SOURCE MATERIAL:

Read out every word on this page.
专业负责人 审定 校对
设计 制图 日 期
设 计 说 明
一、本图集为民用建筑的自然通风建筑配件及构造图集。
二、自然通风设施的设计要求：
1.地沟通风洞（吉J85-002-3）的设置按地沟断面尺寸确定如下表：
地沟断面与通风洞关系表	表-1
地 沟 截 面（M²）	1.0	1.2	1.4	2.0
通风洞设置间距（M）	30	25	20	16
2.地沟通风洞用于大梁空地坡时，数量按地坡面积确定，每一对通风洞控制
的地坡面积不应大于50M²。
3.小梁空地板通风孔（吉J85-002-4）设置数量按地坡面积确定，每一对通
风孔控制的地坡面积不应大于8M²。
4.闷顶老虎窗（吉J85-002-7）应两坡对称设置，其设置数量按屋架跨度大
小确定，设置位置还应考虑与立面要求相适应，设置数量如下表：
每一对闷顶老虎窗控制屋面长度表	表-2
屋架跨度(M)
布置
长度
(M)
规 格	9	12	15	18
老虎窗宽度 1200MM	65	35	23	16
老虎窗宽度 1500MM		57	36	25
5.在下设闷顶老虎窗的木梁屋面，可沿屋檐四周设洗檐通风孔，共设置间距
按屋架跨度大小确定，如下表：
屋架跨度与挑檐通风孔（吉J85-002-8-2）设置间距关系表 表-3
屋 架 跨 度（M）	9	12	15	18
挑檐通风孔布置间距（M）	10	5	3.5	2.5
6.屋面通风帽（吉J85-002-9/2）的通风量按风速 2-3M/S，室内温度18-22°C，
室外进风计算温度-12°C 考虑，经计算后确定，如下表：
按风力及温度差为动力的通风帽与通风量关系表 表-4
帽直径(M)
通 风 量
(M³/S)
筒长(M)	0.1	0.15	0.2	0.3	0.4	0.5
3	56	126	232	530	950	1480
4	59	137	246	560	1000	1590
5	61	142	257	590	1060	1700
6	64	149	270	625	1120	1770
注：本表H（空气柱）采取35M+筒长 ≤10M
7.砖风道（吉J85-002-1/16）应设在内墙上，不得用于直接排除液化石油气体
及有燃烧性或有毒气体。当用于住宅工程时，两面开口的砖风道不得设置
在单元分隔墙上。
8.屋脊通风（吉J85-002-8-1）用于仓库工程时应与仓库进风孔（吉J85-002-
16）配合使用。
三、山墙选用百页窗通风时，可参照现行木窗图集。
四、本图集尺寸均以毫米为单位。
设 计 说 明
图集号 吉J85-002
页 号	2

WRITTEN INSTRUCTION: Every line in the data that holds "老虎窗宽度" should be copied out.

THE COMPLETED TASK:
老虎窗宽度 1200MM	65	35	23	16
老虎窗宽度 1500MM		57	36	25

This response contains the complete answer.